Stored items
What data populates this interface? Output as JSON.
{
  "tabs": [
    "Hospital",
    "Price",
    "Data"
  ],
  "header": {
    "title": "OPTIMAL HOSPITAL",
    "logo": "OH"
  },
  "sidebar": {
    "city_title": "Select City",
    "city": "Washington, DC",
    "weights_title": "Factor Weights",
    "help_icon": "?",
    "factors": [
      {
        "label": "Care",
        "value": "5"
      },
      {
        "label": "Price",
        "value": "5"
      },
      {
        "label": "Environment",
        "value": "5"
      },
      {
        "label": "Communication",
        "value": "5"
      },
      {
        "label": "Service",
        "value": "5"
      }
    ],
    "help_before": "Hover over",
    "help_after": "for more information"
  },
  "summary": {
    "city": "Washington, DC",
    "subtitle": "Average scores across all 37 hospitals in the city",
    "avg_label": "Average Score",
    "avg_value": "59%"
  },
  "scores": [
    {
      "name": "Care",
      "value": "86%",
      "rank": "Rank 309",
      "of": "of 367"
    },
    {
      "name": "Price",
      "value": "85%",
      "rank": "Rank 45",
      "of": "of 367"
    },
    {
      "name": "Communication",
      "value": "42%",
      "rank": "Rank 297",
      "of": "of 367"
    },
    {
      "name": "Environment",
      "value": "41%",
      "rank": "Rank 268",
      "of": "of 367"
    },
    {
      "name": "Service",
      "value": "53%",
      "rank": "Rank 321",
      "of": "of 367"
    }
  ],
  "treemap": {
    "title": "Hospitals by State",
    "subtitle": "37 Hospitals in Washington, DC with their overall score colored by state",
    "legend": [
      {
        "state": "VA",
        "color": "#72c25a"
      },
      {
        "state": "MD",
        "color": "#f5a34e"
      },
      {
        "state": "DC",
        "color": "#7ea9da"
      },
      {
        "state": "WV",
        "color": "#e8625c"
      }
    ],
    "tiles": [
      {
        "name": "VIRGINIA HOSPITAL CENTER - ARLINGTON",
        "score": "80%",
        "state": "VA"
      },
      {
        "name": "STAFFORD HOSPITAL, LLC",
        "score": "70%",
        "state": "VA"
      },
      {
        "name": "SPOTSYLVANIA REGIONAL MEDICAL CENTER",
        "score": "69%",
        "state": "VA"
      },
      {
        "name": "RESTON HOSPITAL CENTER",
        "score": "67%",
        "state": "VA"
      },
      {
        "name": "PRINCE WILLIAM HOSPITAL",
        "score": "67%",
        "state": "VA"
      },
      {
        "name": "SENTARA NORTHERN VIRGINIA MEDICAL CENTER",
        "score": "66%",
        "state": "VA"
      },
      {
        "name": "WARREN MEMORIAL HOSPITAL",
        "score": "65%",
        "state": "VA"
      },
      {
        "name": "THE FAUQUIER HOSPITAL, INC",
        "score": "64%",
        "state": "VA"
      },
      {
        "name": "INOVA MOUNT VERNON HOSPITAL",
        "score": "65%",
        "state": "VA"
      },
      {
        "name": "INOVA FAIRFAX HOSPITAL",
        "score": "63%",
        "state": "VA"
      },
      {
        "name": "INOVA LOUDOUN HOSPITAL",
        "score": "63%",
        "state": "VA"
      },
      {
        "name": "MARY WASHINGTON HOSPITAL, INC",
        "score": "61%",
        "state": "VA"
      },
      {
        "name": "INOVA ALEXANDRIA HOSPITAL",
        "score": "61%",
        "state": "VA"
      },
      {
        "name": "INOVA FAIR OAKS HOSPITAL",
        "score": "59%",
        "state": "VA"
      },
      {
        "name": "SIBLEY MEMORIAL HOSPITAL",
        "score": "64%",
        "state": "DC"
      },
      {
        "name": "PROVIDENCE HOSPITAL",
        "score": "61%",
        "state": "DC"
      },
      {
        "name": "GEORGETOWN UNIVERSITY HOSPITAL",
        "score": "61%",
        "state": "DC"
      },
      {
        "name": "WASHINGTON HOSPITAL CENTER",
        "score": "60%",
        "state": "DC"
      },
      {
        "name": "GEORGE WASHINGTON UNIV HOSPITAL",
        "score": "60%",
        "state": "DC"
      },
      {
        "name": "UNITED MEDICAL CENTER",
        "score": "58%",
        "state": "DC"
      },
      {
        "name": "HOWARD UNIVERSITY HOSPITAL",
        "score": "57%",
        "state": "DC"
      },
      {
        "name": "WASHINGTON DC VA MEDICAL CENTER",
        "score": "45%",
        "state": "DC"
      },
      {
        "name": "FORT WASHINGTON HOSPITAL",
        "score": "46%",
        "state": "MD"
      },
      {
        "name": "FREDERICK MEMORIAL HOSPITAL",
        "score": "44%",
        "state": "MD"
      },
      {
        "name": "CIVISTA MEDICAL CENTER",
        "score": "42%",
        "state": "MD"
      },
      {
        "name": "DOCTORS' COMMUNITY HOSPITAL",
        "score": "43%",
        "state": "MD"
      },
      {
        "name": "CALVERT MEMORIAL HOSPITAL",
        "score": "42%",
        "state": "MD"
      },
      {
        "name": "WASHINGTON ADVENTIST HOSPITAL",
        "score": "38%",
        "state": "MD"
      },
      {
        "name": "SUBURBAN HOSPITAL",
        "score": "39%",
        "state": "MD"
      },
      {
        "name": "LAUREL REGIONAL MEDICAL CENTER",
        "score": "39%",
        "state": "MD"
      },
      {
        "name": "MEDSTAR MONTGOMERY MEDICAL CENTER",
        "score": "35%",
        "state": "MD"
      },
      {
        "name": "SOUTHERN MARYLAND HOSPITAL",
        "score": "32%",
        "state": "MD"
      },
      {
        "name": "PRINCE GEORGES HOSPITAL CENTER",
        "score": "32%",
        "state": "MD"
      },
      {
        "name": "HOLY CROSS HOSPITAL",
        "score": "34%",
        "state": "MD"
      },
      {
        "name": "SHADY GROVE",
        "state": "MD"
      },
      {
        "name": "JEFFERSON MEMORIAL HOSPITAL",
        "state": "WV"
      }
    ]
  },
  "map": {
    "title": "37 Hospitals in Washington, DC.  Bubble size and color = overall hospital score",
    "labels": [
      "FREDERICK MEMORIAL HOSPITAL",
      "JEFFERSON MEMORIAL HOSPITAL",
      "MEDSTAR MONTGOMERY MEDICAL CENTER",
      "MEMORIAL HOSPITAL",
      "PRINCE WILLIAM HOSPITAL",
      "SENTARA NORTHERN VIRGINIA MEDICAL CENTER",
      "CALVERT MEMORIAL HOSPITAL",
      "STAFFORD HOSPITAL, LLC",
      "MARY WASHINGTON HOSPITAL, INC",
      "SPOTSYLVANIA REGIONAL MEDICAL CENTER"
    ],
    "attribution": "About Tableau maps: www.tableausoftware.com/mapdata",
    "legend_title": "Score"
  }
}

Set problem:
Reproduce each line of the material containing the word "PRINCE".

Exercise solution:
        "name": "PRINCE WILLIAM HOSPITAL",
        "name": "PRINCE GEORGES HOSPITAL CENTER",
      "PRINCE WILLIAM HOSPITAL",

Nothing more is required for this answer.